#### What to produce
Quote all of the data below exactly, please.

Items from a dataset
%%

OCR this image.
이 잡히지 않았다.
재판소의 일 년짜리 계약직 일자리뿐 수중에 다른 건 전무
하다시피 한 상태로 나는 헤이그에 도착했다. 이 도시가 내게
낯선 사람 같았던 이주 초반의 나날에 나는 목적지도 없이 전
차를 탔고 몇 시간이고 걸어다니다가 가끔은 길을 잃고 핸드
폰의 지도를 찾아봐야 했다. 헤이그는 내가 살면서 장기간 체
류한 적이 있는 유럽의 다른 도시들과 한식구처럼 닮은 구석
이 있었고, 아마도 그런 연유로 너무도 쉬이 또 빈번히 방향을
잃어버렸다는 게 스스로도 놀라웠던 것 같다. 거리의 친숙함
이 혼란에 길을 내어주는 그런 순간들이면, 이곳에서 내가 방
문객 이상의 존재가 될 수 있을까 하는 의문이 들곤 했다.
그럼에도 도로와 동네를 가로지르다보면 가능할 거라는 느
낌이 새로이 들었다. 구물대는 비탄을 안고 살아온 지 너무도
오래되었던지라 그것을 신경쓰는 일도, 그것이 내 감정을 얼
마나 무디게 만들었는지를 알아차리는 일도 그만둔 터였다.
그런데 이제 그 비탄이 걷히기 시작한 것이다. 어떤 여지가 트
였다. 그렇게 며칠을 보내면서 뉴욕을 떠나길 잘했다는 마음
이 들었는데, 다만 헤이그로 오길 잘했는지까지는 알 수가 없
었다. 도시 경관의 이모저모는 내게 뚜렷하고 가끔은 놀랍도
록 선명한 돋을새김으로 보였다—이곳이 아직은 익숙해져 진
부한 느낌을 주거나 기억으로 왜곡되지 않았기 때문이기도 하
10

%%

#### Reply to the exercise
OCR this image.
이 잡히지 않았다.
재판소의 일 년짜리 계약직 일자리뿐 수중에 다른 건 전무
하다시피 한 상태로 나는 헤이그에 도착했다. 이 도시가 내게
낯선 사람 같았던 이주 초반의 나날에 나는 목적지도 없이 전
차를 탔고 몇 시간이고 걸어다니다가 가끔은 길을 잃고 핸드
폰의 지도를 찾아봐야 했다. 헤이그는 내가 살면서 장기간 체
류한 적이 있는 유럽의 다른 도시들과 한식구처럼 닮은 구석
이 있었고, 아마도 그런 연유로 너무도 쉬이 또 빈번히 방향을
잃어버렸다는 게 스스로도 놀라웠던 것 같다. 거리의 친숙함
이 혼란에 길을 내어주는 그런 순간들이면, 이곳에서 내가 방
문객 이상의 존재가 될 수 있을까 하는 의문이 들곤 했다.
그럼에도 도로와 동네를 가로지르다보면 가능할 거라는 느
낌이 새로이 들었다. 구물대는 비탄을 안고 살아온 지 너무도
오래되었던지라 그것을 신경쓰는 일도, 그것이 내 감정을 얼
마나 무디게 만들었는지를 알아차리는 일도 그만둔 터였다.
그런데 이제 그 비탄이 걷히기 시작한 것이다. 어떤 여지가 트
였다. 그렇게 며칠을 보내면서 뉴욕을 떠나길 잘했다는 마음
이 들었는데, 다만 헤이그로 오길 잘했는지까지는 알 수가 없
었다. 도시 경관의 이모저모는 내게 뚜렷하고 가끔은 놀랍도
록 선명한 돋을새김으로 보였다—이곳이 아직은 익숙해져 진
부한 느낌을 주거나 기억으로 왜곡되지 않았기 때문이기도 하
10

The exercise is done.